[START Extracted information]

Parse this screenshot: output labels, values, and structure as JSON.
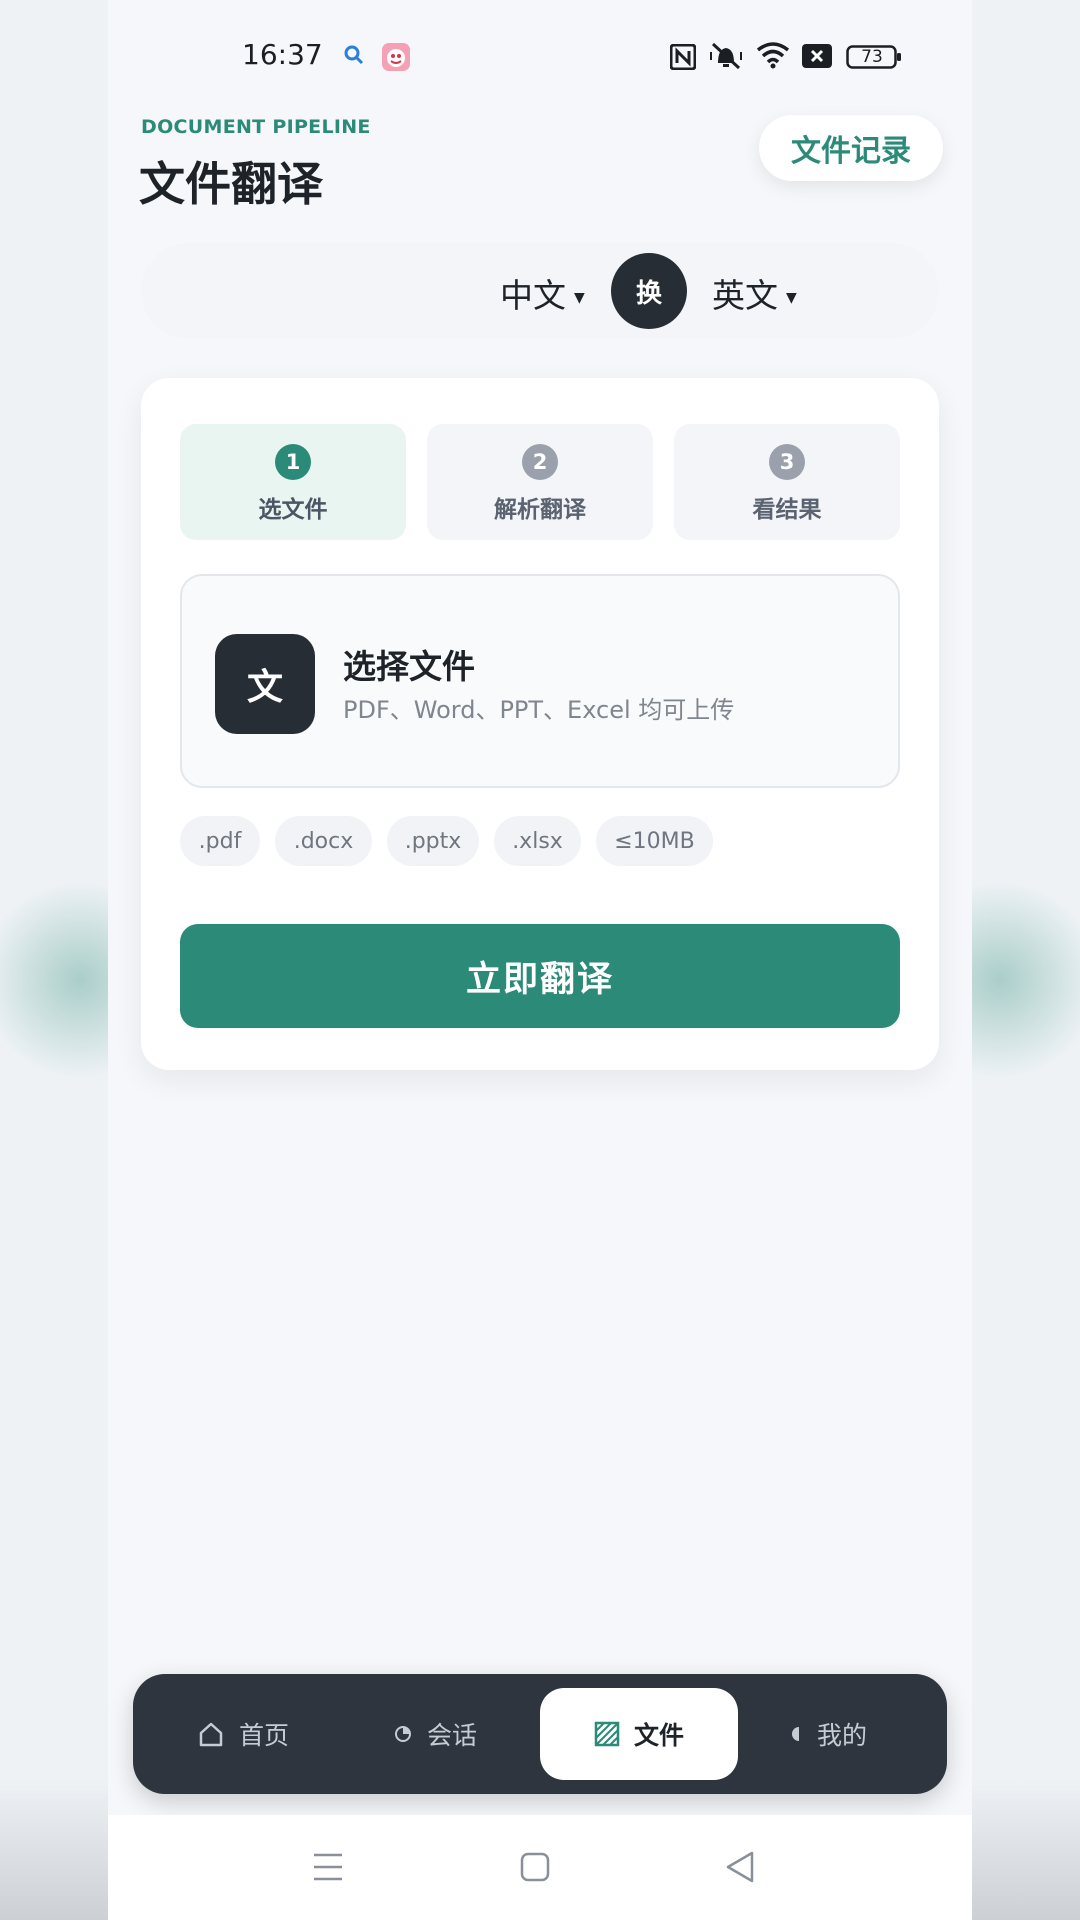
{
  "status_bar": {
    "time": "16:37",
    "battery": "73",
    "icons": [
      "search-icon",
      "app-mascot-icon",
      "nfc-icon",
      "vibrate-mute-icon",
      "wifi-icon",
      "close-box-icon",
      "battery-icon"
    ]
  },
  "header": {
    "eyebrow": "DOCUMENT PIPELINE",
    "title": "文件翻译",
    "history_button": "文件记录"
  },
  "language": {
    "source": "中文",
    "target": "英文",
    "swap_label": "换"
  },
  "steps": [
    {
      "number": "1",
      "label": "选文件",
      "active": true
    },
    {
      "number": "2",
      "label": "解析翻译",
      "active": false
    },
    {
      "number": "3",
      "label": "看结果",
      "active": false
    }
  ],
  "upload": {
    "icon_glyph": "文",
    "title": "选择文件",
    "subtitle": "PDF、Word、PPT、Excel 均可上传"
  },
  "file_types": [
    ".pdf",
    ".docx",
    ".pptx",
    ".xlsx",
    "≤10MB"
  ],
  "primary_button": "立即翻译",
  "tabbar": {
    "items": [
      {
        "label": "首页",
        "icon": "home-icon",
        "active": false
      },
      {
        "label": "会话",
        "icon": "chat-icon",
        "active": false
      },
      {
        "label": "文件",
        "icon": "file-icon",
        "active": true
      },
      {
        "label": "我的",
        "icon": "profile-icon",
        "active": false
      }
    ]
  },
  "colors": {
    "accent": "#2b8a78",
    "dark": "#262d35",
    "tabbar": "#2e353e",
    "background": "#f5f7fa"
  }
}
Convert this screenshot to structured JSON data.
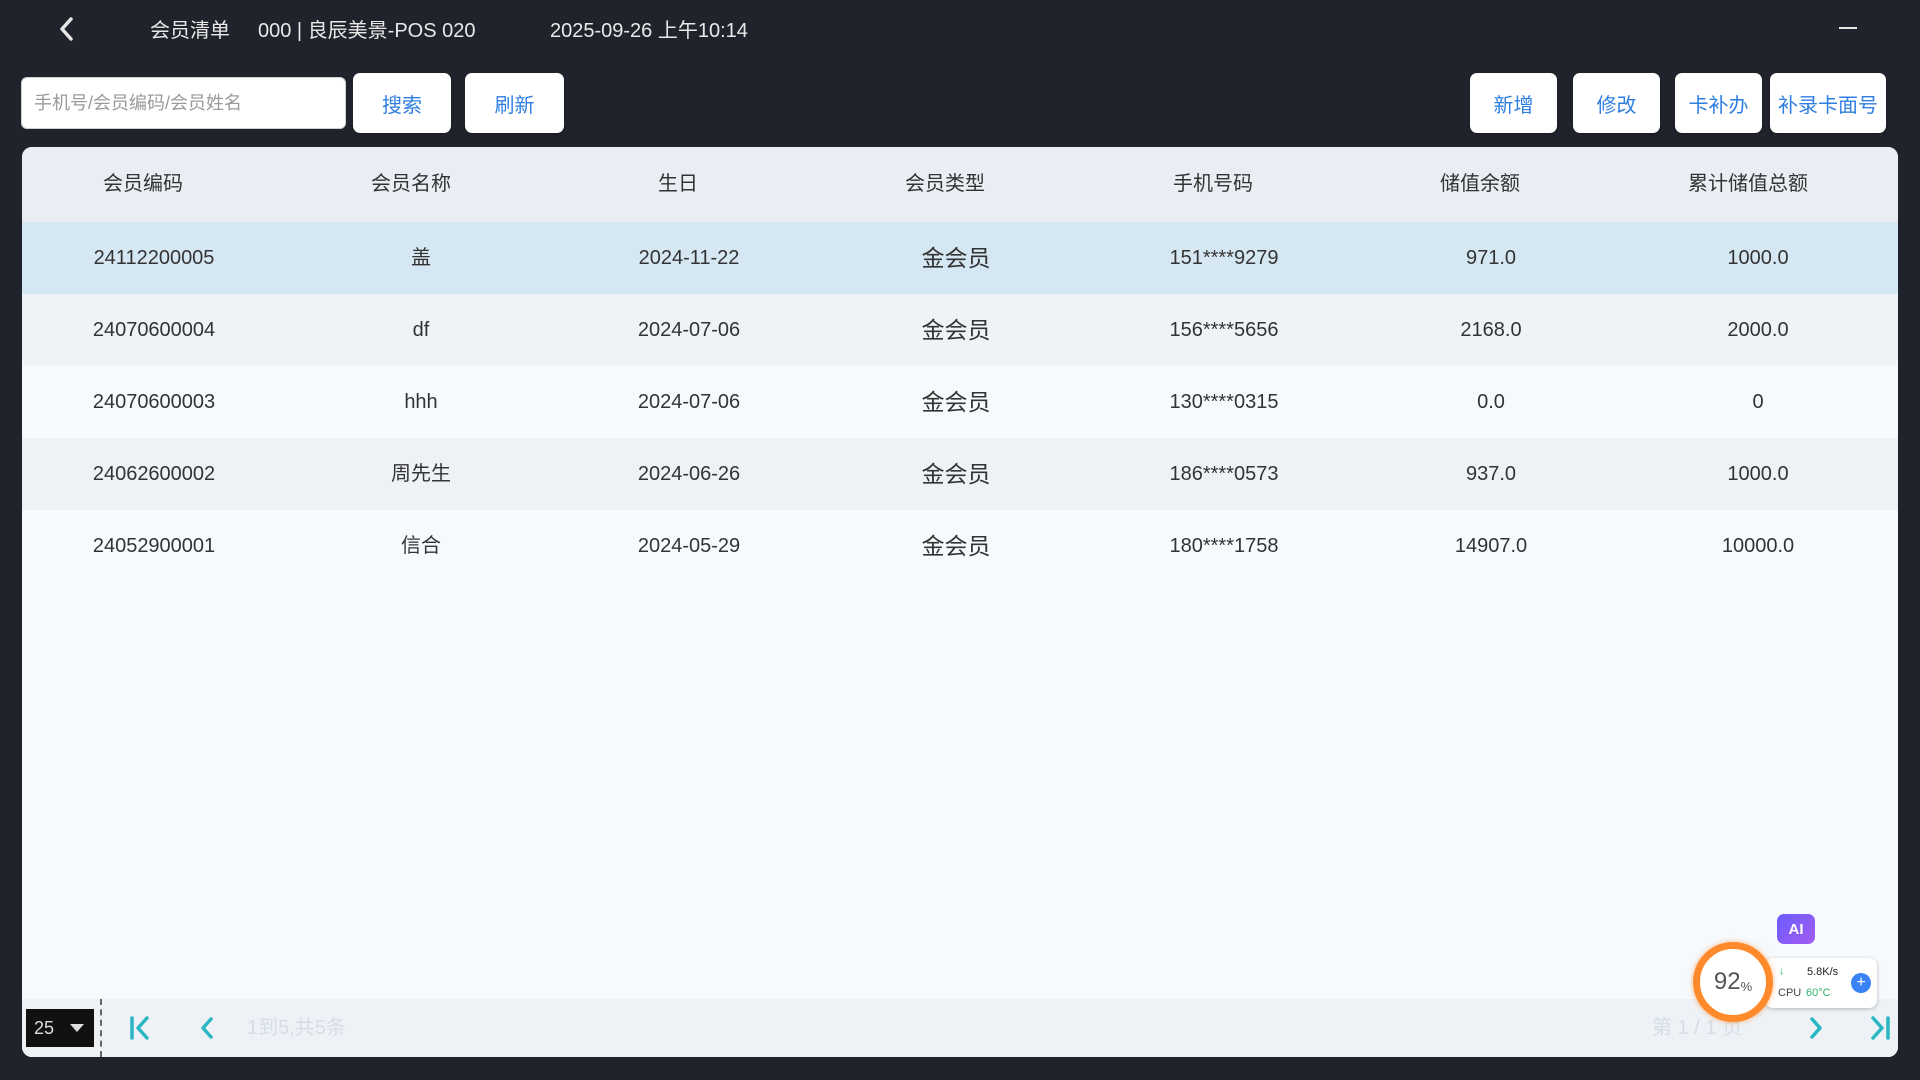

[END Extracted information]

• Aim of the task:
Copy the data exactly. Any picture it contains is to be omitted.

• Response below:
Parse this screenshot: output labels, values, and structure as JSON.
{
  "status_bar": {
    "time": "16:37",
    "battery": "73",
    "icons": [
      "search-icon",
      "app-mascot-icon",
      "nfc-icon",
      "vibrate-mute-icon",
      "wifi-icon",
      "close-box-icon",
      "battery-icon"
    ]
  },
  "header": {
    "eyebrow": "DOCUMENT PIPELINE",
    "title": "文件翻译",
    "history_button": "文件记录"
  },
  "language": {
    "source": "中文",
    "target": "英文",
    "swap_label": "换"
  },
  "steps": [
    {
      "number": "1",
      "label": "选文件",
      "active": true
    },
    {
      "number": "2",
      "label": "解析翻译",
      "active": false
    },
    {
      "number": "3",
      "label": "看结果",
      "active": false
    }
  ],
  "upload": {
    "icon_glyph": "文",
    "title": "选择文件",
    "subtitle": "PDF、Word、PPT、Excel 均可上传"
  },
  "file_types": [
    ".pdf",
    ".docx",
    ".pptx",
    ".xlsx",
    "≤10MB"
  ],
  "primary_button": "立即翻译",
  "tabbar": {
    "items": [
      {
        "label": "首页",
        "icon": "home-icon",
        "active": false
      },
      {
        "label": "会话",
        "icon": "chat-icon",
        "active": false
      },
      {
        "label": "文件",
        "icon": "file-icon",
        "active": true
      },
      {
        "label": "我的",
        "icon": "profile-icon",
        "active": false
      }
    ]
  },
  "colors": {
    "accent": "#2b8a78",
    "dark": "#262d35",
    "tabbar": "#2e353e",
    "background": "#f5f7fa"
  }
}
Convert this screenshot to structured JSON data.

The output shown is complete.